SET PROBLEM:
Transcribe each line of the records below exactly, excluding any embedded images.

:: EXERCISE DATA

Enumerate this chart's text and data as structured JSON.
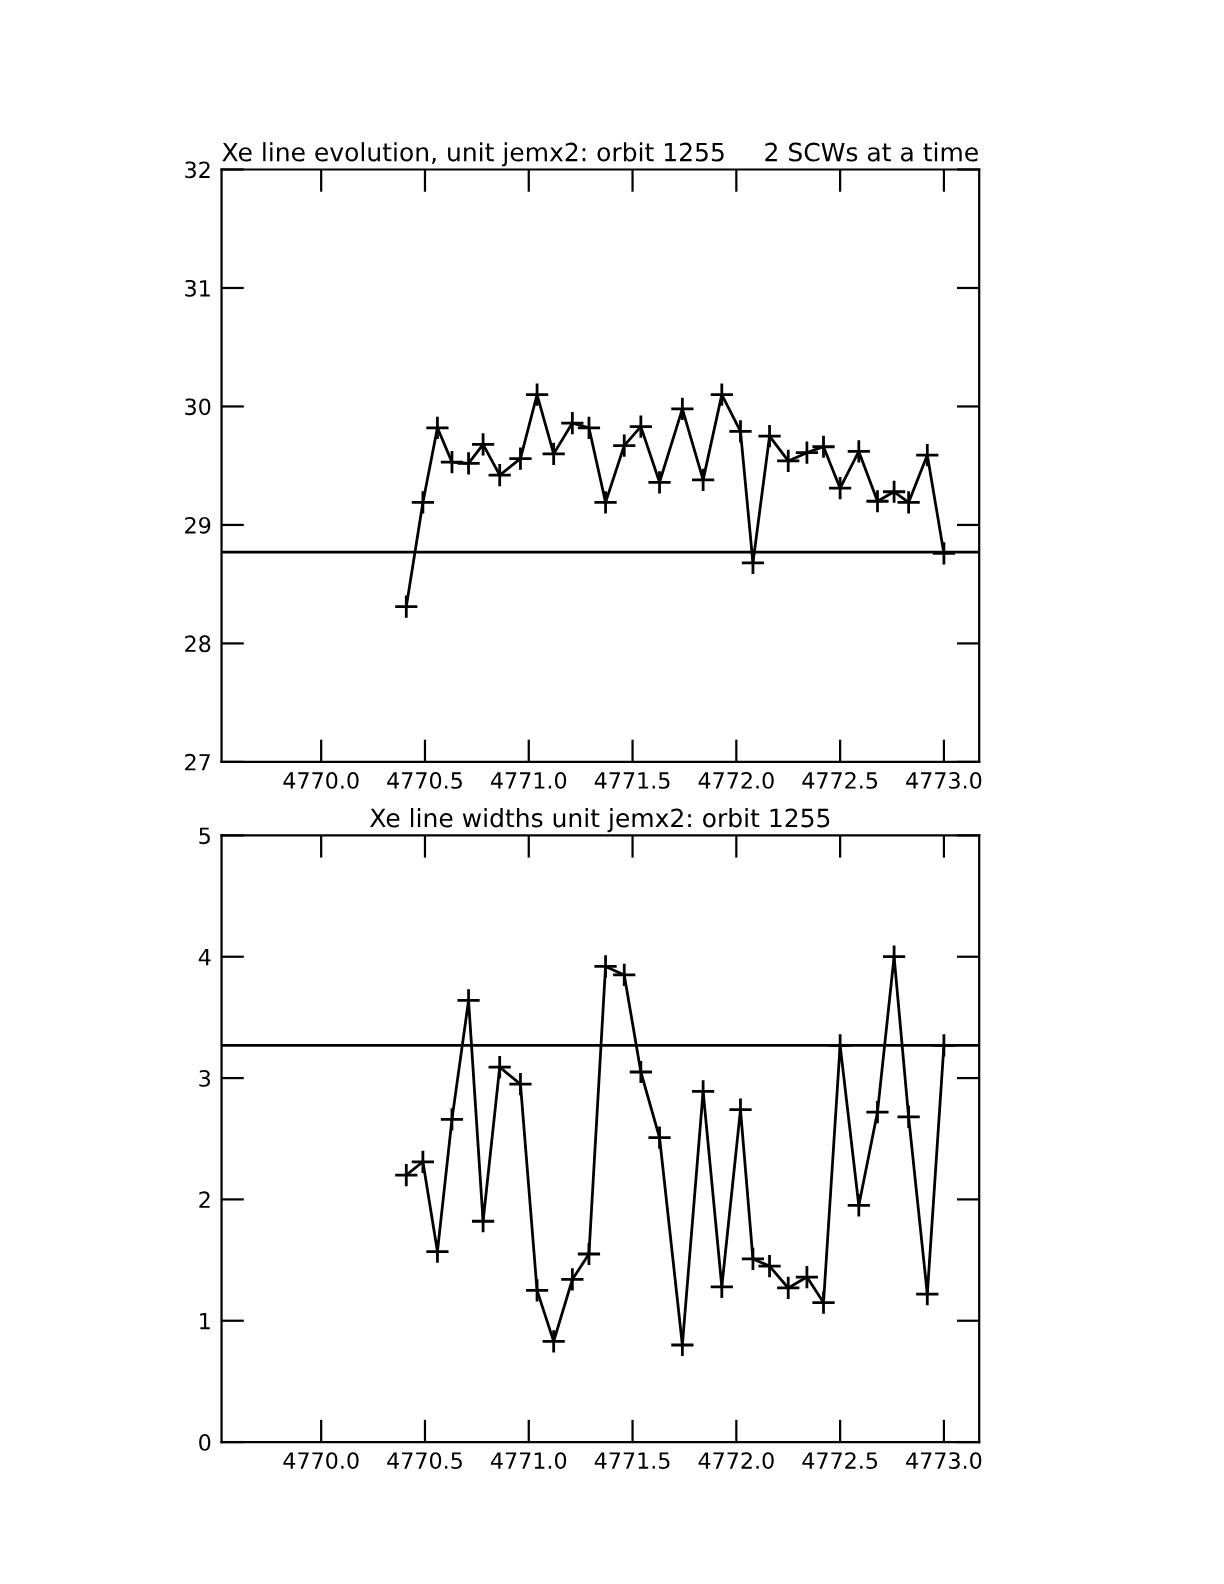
{
  "chart_data": [
    {
      "type": "line",
      "title": "Xe line evolution, unit jemx2: orbit 1255",
      "subtitle": "2 SCWs at a time",
      "marker": "cross",
      "line_style": "solid",
      "grid": false,
      "legend": false,
      "x": [
        4770.41,
        4770.49,
        4770.56,
        4770.63,
        4770.71,
        4770.78,
        4770.86,
        4770.96,
        4771.04,
        4771.12,
        4771.21,
        4771.29,
        4771.37,
        4771.46,
        4771.54,
        4771.63,
        4771.74,
        4771.84,
        4771.93,
        4772.02,
        4772.08,
        4772.16,
        4772.25,
        4772.34,
        4772.42,
        4772.5,
        4772.59,
        4772.68,
        4772.76,
        4772.83,
        4772.92,
        4773.0
      ],
      "series": [
        {
          "color": "#000000",
          "values": [
            28.31,
            29.19,
            29.82,
            29.53,
            29.52,
            29.68,
            29.42,
            29.56,
            30.1,
            29.6,
            29.86,
            29.82,
            29.19,
            29.67,
            29.83,
            29.36,
            29.98,
            29.38,
            30.1,
            29.79,
            28.68,
            29.75,
            29.54,
            29.61,
            29.66,
            29.31,
            29.62,
            29.2,
            29.28,
            29.19,
            29.59,
            28.76
          ]
        }
      ],
      "ref_lines": [
        {
          "axis": "y",
          "value": 28.77,
          "color": "#000000"
        }
      ],
      "xlim": [
        4769.52,
        4773.17
      ],
      "xticks": [
        {
          "value": 4770,
          "label": "4770.0"
        },
        {
          "value": 4770.5,
          "label": "4770.5"
        },
        {
          "value": 4771,
          "label": "4771.0"
        },
        {
          "value": 4771.5,
          "label": "4771.5"
        },
        {
          "value": 4772,
          "label": "4772.0"
        },
        {
          "value": 4772.5,
          "label": "4772.5"
        },
        {
          "value": 4773,
          "label": "4773.0"
        }
      ],
      "ylim": [
        27,
        32
      ],
      "yticks": [
        27,
        28,
        29,
        30,
        31,
        32
      ]
    },
    {
      "type": "line",
      "title": "Xe line widths unit jemx2: orbit 1255",
      "marker": "cross",
      "line_style": "solid",
      "grid": false,
      "legend": false,
      "x": [
        4770.41,
        4770.49,
        4770.56,
        4770.63,
        4770.71,
        4770.78,
        4770.86,
        4770.96,
        4771.04,
        4771.12,
        4771.21,
        4771.29,
        4771.37,
        4771.46,
        4771.54,
        4771.63,
        4771.74,
        4771.84,
        4771.93,
        4772.02,
        4772.08,
        4772.16,
        4772.25,
        4772.34,
        4772.42,
        4772.5,
        4772.59,
        4772.68,
        4772.76,
        4772.83,
        4772.92,
        4773.0
      ],
      "series": [
        {
          "color": "#000000",
          "values": [
            2.2,
            2.31,
            1.57,
            2.66,
            3.64,
            1.82,
            3.09,
            2.95,
            1.25,
            0.83,
            1.34,
            1.55,
            3.92,
            3.85,
            3.05,
            2.51,
            0.8,
            2.89,
            1.28,
            2.74,
            1.51,
            1.45,
            1.27,
            1.36,
            1.15,
            3.27,
            1.95,
            2.72,
            4.0,
            2.68,
            1.22,
            3.27
          ]
        }
      ],
      "ref_lines": [
        {
          "axis": "y",
          "value": 3.27,
          "color": "#000000"
        }
      ],
      "xlim": [
        4769.52,
        4773.17
      ],
      "xticks": [
        {
          "value": 4770,
          "label": "4770.0"
        },
        {
          "value": 4770.5,
          "label": "4770.5"
        },
        {
          "value": 4771,
          "label": "4771.0"
        },
        {
          "value": 4771.5,
          "label": "4771.5"
        },
        {
          "value": 4772,
          "label": "4772.0"
        },
        {
          "value": 4772.5,
          "label": "4772.5"
        },
        {
          "value": 4773,
          "label": "4773.0"
        }
      ],
      "ylim": [
        0,
        5
      ],
      "yticks": [
        0,
        1,
        2,
        3,
        4,
        5
      ]
    }
  ]
}
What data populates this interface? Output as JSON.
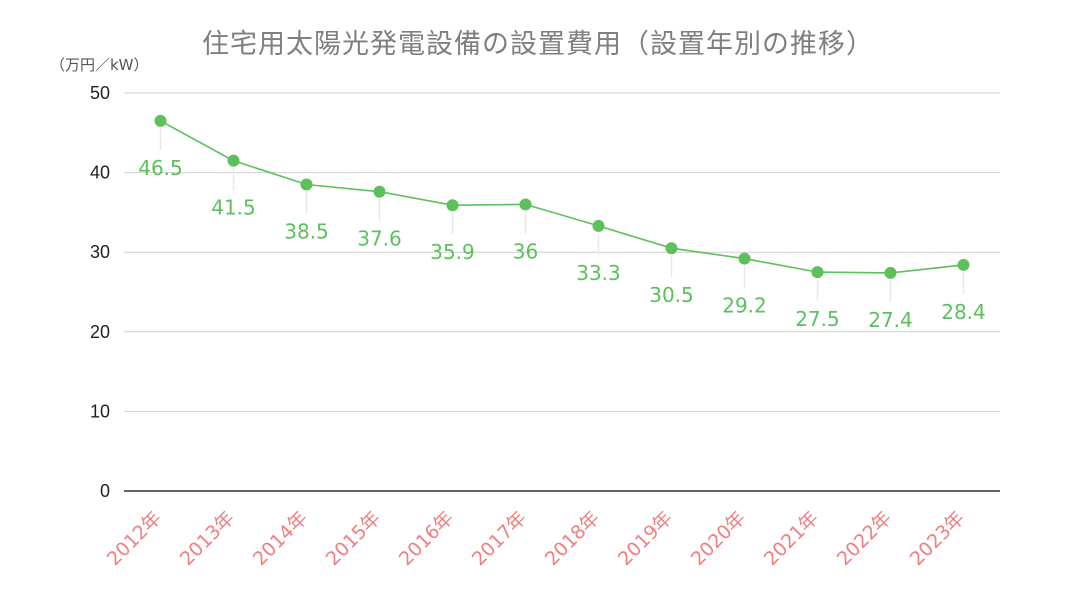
{
  "chart_data": {
    "type": "line",
    "title": "住宅用太陽光発電設備の設置費用（設置年別の推移）",
    "ylabel": "（万円／kW）",
    "xlabel": "",
    "categories": [
      "2012年",
      "2013年",
      "2014年",
      "2015年",
      "2016年",
      "2017年",
      "2018年",
      "2019年",
      "2020年",
      "2021年",
      "2022年",
      "2023年"
    ],
    "series": [
      {
        "values": [
          46.5,
          41.5,
          38.5,
          37.6,
          35.9,
          36,
          33.3,
          30.5,
          29.2,
          27.5,
          27.4,
          28.4
        ]
      }
    ],
    "data_labels": [
      "46.5",
      "41.5",
      "38.5",
      "37.6",
      "35.9",
      "36",
      "33.3",
      "30.5",
      "29.2",
      "27.5",
      "27.4",
      "28.4"
    ],
    "ylim": [
      0,
      50
    ],
    "yticks": [
      "0",
      "10",
      "20",
      "30",
      "40",
      "50"
    ],
    "grid": true,
    "legend": "none",
    "colors": {
      "line": "#5cc05c",
      "data_label": "#5cc05c",
      "x_tick_label": "#f08080",
      "grid": "#d0d0d0",
      "axis": "#333333",
      "title": "#7f7f7f"
    }
  }
}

::::

THE SOLUTION:
Enumerate this chart's text and data as structured JSON.
{
  "chart_data": [
    {
      "type": "line",
      "title": "Xe line evolution, unit jemx2: orbit 1255",
      "subtitle": "2 SCWs at a time",
      "marker": "cross",
      "line_style": "solid",
      "grid": false,
      "legend": false,
      "x": [
        4770.41,
        4770.49,
        4770.56,
        4770.63,
        4770.71,
        4770.78,
        4770.86,
        4770.96,
        4771.04,
        4771.12,
        4771.21,
        4771.29,
        4771.37,
        4771.46,
        4771.54,
        4771.63,
        4771.74,
        4771.84,
        4771.93,
        4772.02,
        4772.08,
        4772.16,
        4772.25,
        4772.34,
        4772.42,
        4772.5,
        4772.59,
        4772.68,
        4772.76,
        4772.83,
        4772.92,
        4773.0
      ],
      "series": [
        {
          "color": "#000000",
          "values": [
            28.31,
            29.19,
            29.82,
            29.53,
            29.52,
            29.68,
            29.42,
            29.56,
            30.1,
            29.6,
            29.86,
            29.82,
            29.19,
            29.67,
            29.83,
            29.36,
            29.98,
            29.38,
            30.1,
            29.79,
            28.68,
            29.75,
            29.54,
            29.61,
            29.66,
            29.31,
            29.62,
            29.2,
            29.28,
            29.19,
            29.59,
            28.76
          ]
        }
      ],
      "ref_lines": [
        {
          "axis": "y",
          "value": 28.77,
          "color": "#000000"
        }
      ],
      "xlim": [
        4769.52,
        4773.17
      ],
      "xticks": [
        {
          "value": 4770,
          "label": "4770.0"
        },
        {
          "value": 4770.5,
          "label": "4770.5"
        },
        {
          "value": 4771,
          "label": "4771.0"
        },
        {
          "value": 4771.5,
          "label": "4771.5"
        },
        {
          "value": 4772,
          "label": "4772.0"
        },
        {
          "value": 4772.5,
          "label": "4772.5"
        },
        {
          "value": 4773,
          "label": "4773.0"
        }
      ],
      "ylim": [
        27,
        32
      ],
      "yticks": [
        27,
        28,
        29,
        30,
        31,
        32
      ]
    },
    {
      "type": "line",
      "title": "Xe line widths unit jemx2: orbit 1255",
      "marker": "cross",
      "line_style": "solid",
      "grid": false,
      "legend": false,
      "x": [
        4770.41,
        4770.49,
        4770.56,
        4770.63,
        4770.71,
        4770.78,
        4770.86,
        4770.96,
        4771.04,
        4771.12,
        4771.21,
        4771.29,
        4771.37,
        4771.46,
        4771.54,
        4771.63,
        4771.74,
        4771.84,
        4771.93,
        4772.02,
        4772.08,
        4772.16,
        4772.25,
        4772.34,
        4772.42,
        4772.5,
        4772.59,
        4772.68,
        4772.76,
        4772.83,
        4772.92,
        4773.0
      ],
      "series": [
        {
          "color": "#000000",
          "values": [
            2.2,
            2.31,
            1.57,
            2.66,
            3.64,
            1.82,
            3.09,
            2.95,
            1.25,
            0.83,
            1.34,
            1.55,
            3.92,
            3.85,
            3.05,
            2.51,
            0.8,
            2.89,
            1.28,
            2.74,
            1.51,
            1.45,
            1.27,
            1.36,
            1.15,
            3.27,
            1.95,
            2.72,
            4.0,
            2.68,
            1.22,
            3.27
          ]
        }
      ],
      "ref_lines": [
        {
          "axis": "y",
          "value": 3.27,
          "color": "#000000"
        }
      ],
      "xlim": [
        4769.52,
        4773.17
      ],
      "xticks": [
        {
          "value": 4770,
          "label": "4770.0"
        },
        {
          "value": 4770.5,
          "label": "4770.5"
        },
        {
          "value": 4771,
          "label": "4771.0"
        },
        {
          "value": 4771.5,
          "label": "4771.5"
        },
        {
          "value": 4772,
          "label": "4772.0"
        },
        {
          "value": 4772.5,
          "label": "4772.5"
        },
        {
          "value": 4773,
          "label": "4773.0"
        }
      ],
      "ylim": [
        0,
        5
      ],
      "yticks": [
        0,
        1,
        2,
        3,
        4,
        5
      ]
    }
  ]
}
What data populates this interface? Output as JSON.
{
  "chart_data": {
    "type": "line",
    "title": "住宅用太陽光発電設備の設置費用（設置年別の推移）",
    "ylabel": "（万円／kW）",
    "xlabel": "",
    "categories": [
      "2012年",
      "2013年",
      "2014年",
      "2015年",
      "2016年",
      "2017年",
      "2018年",
      "2019年",
      "2020年",
      "2021年",
      "2022年",
      "2023年"
    ],
    "series": [
      {
        "values": [
          46.5,
          41.5,
          38.5,
          37.6,
          35.9,
          36,
          33.3,
          30.5,
          29.2,
          27.5,
          27.4,
          28.4
        ]
      }
    ],
    "data_labels": [
      "46.5",
      "41.5",
      "38.5",
      "37.6",
      "35.9",
      "36",
      "33.3",
      "30.5",
      "29.2",
      "27.5",
      "27.4",
      "28.4"
    ],
    "ylim": [
      0,
      50
    ],
    "yticks": [
      "0",
      "10",
      "20",
      "30",
      "40",
      "50"
    ],
    "grid": true,
    "legend": "none",
    "colors": {
      "line": "#5cc05c",
      "data_label": "#5cc05c",
      "x_tick_label": "#f08080",
      "grid": "#d0d0d0",
      "axis": "#333333",
      "title": "#7f7f7f"
    }
  }
}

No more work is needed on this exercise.